» Directive
From the entries below, copy every line that holds the word "ignição".
::: Data supplied :::
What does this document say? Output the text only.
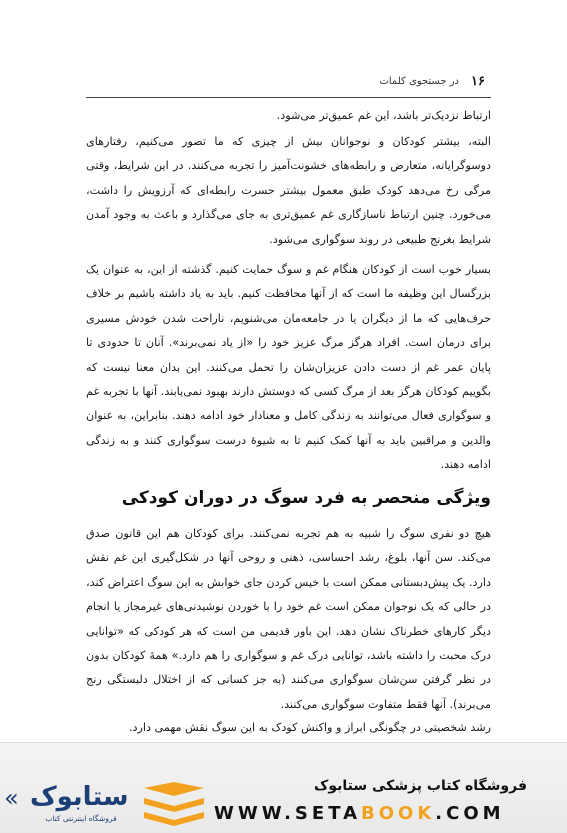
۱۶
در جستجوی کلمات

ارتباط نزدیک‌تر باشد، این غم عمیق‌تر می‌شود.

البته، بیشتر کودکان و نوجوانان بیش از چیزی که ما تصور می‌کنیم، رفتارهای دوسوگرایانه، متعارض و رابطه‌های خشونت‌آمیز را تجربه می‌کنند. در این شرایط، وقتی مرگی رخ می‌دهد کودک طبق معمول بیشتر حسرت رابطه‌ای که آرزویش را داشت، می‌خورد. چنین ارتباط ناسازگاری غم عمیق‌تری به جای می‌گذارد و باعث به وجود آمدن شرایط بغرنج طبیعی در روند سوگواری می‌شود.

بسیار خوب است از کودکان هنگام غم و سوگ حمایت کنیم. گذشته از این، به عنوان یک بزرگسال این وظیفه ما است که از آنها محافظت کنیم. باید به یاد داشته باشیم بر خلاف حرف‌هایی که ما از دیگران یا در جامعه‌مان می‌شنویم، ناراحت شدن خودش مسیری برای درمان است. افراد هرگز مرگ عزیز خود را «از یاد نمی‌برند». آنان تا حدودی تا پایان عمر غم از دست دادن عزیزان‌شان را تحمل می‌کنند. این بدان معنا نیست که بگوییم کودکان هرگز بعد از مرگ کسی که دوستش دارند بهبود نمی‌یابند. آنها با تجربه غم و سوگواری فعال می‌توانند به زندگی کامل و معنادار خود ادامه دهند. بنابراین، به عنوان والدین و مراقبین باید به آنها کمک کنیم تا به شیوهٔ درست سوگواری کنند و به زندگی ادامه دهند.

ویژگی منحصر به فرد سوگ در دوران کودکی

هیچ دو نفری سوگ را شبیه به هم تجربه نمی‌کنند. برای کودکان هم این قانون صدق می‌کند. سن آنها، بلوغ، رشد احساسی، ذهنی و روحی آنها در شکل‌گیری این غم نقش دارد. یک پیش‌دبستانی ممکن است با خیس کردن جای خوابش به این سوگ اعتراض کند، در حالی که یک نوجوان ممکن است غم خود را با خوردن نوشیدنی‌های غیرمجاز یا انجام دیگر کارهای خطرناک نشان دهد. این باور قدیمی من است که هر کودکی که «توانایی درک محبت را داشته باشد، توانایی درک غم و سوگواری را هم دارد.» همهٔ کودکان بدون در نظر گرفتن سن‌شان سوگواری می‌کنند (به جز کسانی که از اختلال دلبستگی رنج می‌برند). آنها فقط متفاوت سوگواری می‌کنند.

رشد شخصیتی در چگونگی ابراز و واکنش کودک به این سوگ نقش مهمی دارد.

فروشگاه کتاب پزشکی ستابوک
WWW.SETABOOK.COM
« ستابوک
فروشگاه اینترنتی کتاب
:::
::: Data supplied :::
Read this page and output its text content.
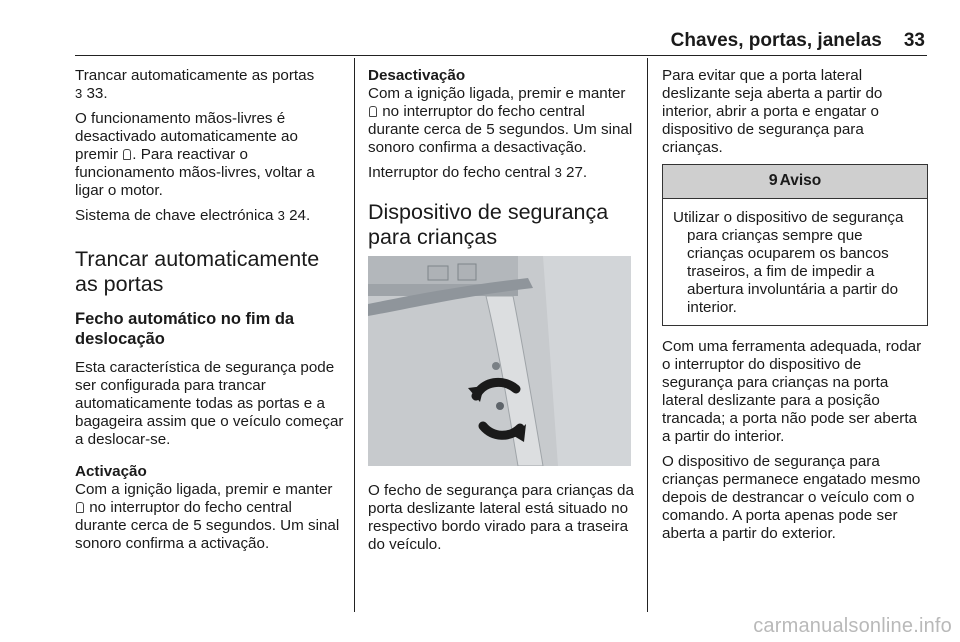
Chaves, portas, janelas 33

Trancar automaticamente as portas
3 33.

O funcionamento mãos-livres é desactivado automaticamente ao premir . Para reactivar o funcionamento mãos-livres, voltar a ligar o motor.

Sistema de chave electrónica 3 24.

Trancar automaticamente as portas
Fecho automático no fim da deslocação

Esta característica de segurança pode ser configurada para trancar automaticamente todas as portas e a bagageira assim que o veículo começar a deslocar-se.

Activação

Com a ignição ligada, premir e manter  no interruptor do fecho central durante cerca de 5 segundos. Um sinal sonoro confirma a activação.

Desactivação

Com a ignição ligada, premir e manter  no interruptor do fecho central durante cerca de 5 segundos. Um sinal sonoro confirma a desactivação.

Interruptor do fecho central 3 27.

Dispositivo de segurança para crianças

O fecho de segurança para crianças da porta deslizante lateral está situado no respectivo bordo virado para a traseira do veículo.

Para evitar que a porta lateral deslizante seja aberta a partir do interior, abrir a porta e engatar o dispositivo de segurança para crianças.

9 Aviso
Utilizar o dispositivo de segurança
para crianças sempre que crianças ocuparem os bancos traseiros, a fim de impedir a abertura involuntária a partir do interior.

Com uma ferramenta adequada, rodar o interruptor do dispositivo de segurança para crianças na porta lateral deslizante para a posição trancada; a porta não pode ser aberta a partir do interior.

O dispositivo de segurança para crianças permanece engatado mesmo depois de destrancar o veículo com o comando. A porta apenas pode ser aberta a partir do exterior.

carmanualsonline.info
:::
::: Data supplied :::
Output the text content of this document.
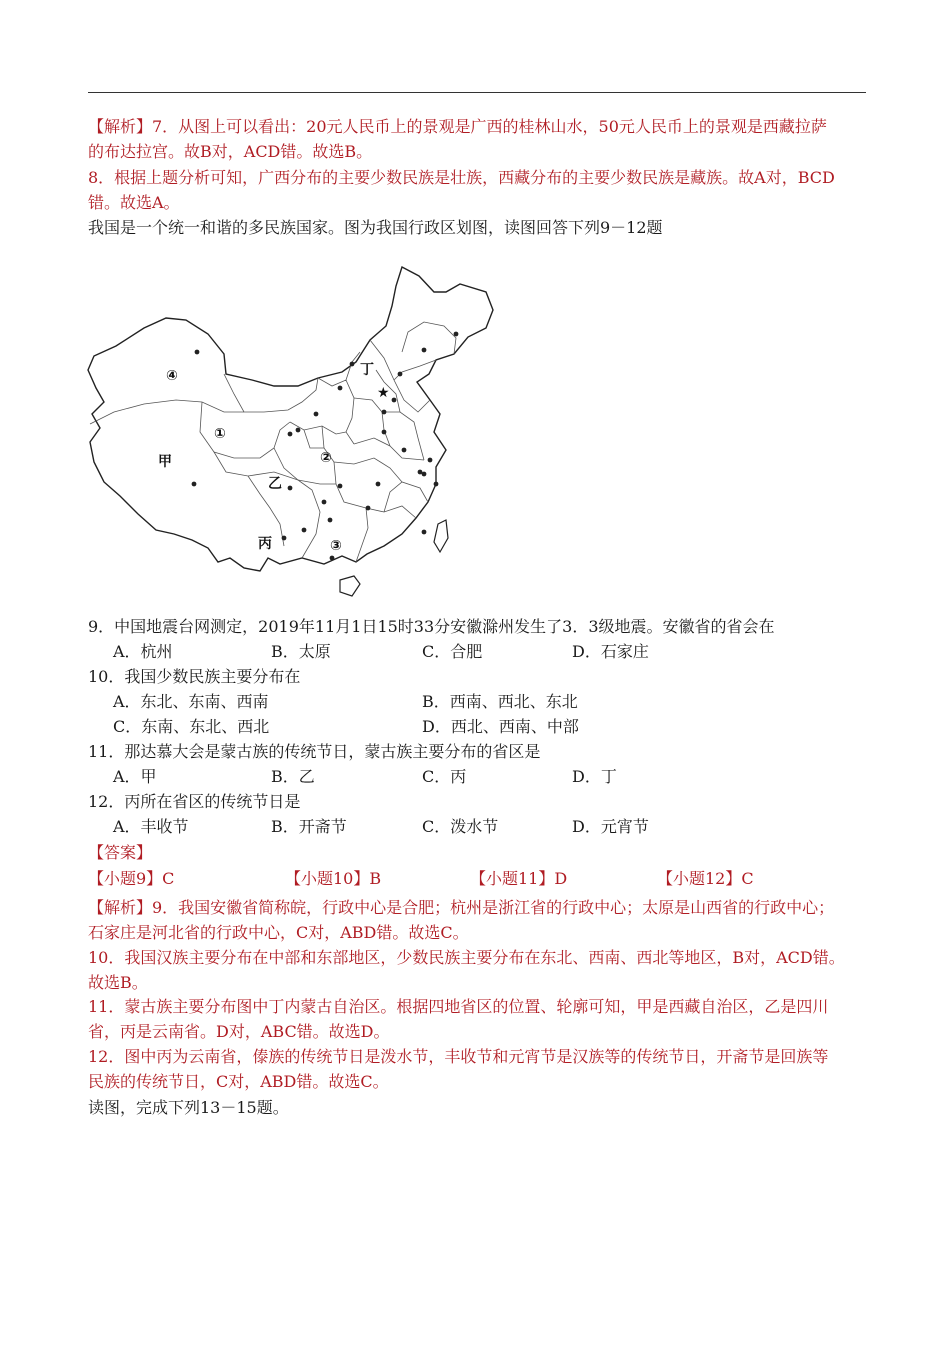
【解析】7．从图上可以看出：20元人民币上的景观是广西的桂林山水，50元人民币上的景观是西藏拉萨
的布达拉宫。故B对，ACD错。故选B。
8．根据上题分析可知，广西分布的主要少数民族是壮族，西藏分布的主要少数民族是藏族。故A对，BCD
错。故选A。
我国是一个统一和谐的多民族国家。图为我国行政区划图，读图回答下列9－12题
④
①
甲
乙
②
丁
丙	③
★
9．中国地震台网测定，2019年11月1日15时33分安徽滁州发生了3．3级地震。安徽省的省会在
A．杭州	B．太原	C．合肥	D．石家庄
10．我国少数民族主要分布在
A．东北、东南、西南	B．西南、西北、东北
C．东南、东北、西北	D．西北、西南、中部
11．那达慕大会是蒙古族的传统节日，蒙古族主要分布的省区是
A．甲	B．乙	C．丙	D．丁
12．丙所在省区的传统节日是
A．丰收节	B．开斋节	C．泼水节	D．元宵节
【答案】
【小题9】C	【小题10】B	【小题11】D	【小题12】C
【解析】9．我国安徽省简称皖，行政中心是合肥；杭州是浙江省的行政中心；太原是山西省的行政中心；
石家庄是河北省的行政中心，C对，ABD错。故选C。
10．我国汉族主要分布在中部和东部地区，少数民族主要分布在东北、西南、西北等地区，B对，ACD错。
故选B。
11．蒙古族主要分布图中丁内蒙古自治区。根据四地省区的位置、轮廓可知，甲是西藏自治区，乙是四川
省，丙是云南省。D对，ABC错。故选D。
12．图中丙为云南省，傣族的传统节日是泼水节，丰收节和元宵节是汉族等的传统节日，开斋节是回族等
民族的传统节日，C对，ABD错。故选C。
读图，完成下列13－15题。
:::
» Exercise result
Com a ignição ligada, premir e manter  no interruptor do fecho central durante cerca de 5 segundos. Um sinal sonoro confirma a activação.
Com a ignição ligada, premir e manter  no interruptor do fecho central durante cerca de 5 segundos. Um sinal sonoro confirma a desactivação.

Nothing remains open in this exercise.